[start]

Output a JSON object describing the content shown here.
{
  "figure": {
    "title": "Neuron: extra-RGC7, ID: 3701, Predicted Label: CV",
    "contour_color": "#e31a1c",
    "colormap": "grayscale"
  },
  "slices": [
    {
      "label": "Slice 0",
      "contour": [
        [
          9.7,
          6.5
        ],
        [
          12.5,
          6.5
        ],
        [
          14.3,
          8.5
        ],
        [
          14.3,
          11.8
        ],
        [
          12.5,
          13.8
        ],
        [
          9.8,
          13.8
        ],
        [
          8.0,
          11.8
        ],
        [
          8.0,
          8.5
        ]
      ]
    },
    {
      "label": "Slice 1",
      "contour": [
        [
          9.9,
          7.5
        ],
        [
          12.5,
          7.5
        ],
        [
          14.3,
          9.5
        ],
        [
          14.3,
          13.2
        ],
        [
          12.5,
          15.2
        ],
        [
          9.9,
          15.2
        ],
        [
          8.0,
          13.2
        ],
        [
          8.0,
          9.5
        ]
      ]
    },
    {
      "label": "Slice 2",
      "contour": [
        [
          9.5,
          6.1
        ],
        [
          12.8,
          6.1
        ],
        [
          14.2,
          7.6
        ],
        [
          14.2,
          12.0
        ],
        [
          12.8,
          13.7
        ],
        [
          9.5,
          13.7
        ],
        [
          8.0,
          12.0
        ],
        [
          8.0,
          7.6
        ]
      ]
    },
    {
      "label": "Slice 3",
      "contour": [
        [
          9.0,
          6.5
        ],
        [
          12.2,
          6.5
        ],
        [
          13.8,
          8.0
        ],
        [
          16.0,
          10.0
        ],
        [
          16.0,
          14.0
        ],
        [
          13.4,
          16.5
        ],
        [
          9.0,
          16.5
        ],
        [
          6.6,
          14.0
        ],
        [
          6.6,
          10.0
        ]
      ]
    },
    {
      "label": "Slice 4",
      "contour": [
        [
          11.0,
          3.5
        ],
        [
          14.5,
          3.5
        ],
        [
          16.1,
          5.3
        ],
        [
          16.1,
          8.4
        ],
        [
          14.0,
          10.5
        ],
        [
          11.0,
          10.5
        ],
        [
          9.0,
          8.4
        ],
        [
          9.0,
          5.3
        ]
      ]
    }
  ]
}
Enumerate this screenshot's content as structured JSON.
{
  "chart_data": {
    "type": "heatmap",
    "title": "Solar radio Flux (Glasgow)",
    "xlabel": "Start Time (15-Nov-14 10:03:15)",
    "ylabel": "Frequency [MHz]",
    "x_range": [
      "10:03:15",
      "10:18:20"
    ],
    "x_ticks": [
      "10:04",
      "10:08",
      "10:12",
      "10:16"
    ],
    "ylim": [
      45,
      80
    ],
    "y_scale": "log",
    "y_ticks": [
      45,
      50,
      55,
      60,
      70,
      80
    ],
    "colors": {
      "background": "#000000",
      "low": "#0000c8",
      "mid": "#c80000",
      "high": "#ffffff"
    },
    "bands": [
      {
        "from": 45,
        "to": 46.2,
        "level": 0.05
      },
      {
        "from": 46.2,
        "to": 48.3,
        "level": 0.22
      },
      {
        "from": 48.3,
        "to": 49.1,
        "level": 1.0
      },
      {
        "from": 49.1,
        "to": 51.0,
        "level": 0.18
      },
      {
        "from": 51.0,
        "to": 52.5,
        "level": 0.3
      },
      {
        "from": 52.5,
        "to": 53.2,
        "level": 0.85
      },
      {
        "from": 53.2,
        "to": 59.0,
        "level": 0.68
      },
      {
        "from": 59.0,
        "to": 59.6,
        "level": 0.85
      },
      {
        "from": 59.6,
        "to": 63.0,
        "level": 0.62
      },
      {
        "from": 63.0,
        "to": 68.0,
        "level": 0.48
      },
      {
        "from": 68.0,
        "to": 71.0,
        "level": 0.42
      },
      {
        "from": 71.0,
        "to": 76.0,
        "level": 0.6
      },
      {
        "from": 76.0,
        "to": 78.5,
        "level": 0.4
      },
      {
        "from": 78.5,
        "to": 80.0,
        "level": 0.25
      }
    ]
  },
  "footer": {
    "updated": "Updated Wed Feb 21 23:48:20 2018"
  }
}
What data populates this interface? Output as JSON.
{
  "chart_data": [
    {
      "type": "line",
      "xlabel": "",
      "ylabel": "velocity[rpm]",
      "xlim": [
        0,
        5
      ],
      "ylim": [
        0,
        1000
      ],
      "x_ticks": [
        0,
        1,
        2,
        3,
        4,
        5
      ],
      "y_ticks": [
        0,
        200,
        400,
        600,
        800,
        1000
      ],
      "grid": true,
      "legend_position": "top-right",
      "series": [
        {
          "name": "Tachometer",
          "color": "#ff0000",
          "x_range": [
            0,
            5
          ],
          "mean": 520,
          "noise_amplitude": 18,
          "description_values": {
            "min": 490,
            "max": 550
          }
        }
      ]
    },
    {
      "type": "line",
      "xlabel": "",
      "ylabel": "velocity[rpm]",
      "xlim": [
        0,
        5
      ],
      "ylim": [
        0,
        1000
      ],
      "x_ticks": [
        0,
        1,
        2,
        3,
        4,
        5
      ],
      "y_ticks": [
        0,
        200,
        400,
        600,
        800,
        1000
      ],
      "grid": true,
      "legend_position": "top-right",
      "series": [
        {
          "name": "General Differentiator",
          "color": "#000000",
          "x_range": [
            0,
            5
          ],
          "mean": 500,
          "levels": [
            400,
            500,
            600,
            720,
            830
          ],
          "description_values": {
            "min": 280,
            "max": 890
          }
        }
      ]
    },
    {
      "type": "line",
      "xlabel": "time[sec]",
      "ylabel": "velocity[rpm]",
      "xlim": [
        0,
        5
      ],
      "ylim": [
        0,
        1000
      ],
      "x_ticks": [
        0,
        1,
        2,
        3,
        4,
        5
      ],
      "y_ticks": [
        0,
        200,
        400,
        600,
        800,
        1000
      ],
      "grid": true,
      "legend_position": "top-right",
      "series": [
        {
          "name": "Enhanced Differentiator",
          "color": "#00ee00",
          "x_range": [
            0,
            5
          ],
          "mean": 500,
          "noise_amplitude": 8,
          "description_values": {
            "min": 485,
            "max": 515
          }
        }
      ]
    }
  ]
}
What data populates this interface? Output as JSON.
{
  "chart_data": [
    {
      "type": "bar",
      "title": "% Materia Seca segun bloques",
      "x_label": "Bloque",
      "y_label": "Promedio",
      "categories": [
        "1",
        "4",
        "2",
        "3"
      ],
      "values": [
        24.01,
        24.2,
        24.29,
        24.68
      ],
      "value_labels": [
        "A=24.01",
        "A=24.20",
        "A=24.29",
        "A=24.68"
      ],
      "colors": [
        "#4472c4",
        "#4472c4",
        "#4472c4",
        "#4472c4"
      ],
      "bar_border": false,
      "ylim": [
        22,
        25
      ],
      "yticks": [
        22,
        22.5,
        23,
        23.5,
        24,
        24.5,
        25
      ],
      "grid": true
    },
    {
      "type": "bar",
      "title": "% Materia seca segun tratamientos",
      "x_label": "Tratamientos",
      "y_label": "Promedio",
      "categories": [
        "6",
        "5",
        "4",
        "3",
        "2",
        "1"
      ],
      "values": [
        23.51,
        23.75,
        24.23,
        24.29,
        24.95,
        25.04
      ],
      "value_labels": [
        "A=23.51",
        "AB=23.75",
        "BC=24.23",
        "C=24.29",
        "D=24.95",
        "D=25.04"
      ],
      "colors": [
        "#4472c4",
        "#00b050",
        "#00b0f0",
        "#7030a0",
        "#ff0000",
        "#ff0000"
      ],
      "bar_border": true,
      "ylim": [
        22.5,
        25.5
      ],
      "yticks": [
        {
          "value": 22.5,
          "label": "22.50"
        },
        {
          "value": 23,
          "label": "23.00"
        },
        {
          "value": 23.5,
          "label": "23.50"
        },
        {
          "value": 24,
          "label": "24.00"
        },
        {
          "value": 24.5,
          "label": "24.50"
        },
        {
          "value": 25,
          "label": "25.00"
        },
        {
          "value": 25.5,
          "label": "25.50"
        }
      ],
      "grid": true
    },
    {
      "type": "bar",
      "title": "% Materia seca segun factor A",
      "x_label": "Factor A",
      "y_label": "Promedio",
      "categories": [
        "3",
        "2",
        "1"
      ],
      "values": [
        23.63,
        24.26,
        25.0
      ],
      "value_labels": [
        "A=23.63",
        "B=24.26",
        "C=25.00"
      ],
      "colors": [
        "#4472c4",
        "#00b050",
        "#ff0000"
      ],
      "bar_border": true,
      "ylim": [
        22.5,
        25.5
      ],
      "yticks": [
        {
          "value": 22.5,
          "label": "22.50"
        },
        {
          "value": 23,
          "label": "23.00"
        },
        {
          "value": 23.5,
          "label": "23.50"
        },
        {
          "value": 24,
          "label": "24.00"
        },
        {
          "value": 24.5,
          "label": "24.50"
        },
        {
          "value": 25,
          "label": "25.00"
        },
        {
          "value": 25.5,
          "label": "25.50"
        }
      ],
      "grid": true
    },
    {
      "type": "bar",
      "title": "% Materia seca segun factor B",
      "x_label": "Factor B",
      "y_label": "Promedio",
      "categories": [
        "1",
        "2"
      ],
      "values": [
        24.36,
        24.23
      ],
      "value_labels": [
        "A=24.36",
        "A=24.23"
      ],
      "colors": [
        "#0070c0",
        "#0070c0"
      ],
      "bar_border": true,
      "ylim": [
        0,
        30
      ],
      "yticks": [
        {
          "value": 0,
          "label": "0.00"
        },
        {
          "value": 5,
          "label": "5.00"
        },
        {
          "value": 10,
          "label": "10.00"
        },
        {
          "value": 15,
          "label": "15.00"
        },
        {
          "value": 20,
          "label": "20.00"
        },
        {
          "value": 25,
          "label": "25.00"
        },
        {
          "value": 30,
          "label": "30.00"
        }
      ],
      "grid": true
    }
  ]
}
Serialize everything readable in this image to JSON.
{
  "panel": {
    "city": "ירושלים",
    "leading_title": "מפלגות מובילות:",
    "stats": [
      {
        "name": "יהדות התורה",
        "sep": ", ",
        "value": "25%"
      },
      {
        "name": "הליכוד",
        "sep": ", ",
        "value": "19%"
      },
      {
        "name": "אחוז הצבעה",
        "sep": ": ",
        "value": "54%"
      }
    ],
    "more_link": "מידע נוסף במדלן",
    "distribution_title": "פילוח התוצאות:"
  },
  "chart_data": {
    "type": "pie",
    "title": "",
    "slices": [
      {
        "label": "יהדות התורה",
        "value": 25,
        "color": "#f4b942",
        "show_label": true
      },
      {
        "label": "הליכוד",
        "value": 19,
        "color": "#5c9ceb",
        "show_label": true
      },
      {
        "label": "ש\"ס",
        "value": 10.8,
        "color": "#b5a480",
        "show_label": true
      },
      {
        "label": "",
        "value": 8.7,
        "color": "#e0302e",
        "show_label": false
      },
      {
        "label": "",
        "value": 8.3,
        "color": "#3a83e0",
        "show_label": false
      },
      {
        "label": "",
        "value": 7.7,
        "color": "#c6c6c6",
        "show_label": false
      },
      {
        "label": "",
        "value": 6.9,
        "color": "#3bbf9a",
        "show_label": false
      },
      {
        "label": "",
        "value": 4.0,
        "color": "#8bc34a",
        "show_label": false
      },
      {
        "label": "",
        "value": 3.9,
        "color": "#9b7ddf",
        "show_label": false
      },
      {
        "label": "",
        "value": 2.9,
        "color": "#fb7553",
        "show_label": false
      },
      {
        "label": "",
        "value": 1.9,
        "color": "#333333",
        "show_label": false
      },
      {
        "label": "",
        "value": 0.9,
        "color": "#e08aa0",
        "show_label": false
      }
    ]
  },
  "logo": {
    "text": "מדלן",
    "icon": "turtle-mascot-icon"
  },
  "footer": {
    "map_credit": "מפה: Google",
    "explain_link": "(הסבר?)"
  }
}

[end]

From the records above, pick out and copy each line holding the word "this".

* [Complete response]
Enumerate this screenshot's content as structured JSON.
What data populates this interface? Output as JSON.
What data populates this interface? Output as JSON.
Serialize everything readable in this image to JSON.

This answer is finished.